### SUPPLIED ENTRIES

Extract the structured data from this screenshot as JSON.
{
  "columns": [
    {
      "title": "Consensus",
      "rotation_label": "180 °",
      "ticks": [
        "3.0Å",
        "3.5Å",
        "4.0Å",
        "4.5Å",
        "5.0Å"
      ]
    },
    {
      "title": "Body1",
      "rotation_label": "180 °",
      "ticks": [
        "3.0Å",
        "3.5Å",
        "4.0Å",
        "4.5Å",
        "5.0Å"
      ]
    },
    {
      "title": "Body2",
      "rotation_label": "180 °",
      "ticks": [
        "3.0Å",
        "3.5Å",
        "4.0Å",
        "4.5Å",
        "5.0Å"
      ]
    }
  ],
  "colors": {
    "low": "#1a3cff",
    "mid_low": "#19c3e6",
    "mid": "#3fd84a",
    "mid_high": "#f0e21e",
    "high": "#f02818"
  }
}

######

PROBLEM TO SOLVE:
Faithfully copy every entry, leaving nothing out.

ANSWER:
Extract the structured data from this screenshot as JSON.
{
  "columns": [
    {
      "title": "Consensus",
      "rotation_label": "180 °",
      "ticks": [
        "3.0Å",
        "3.5Å",
        "4.0Å",
        "4.5Å",
        "5.0Å"
      ]
    },
    {
      "title": "Body1",
      "rotation_label": "180 °",
      "ticks": [
        "3.0Å",
        "3.5Å",
        "4.0Å",
        "4.5Å",
        "5.0Å"
      ]
    },
    {
      "title": "Body2",
      "rotation_label": "180 °",
      "ticks": [
        "3.0Å",
        "3.5Å",
        "4.0Å",
        "4.5Å",
        "5.0Å"
      ]
    }
  ],
  "colors": {
    "low": "#1a3cff",
    "mid_low": "#19c3e6",
    "mid": "#3fd84a",
    "mid_high": "#f0e21e",
    "high": "#f02818"
  }
}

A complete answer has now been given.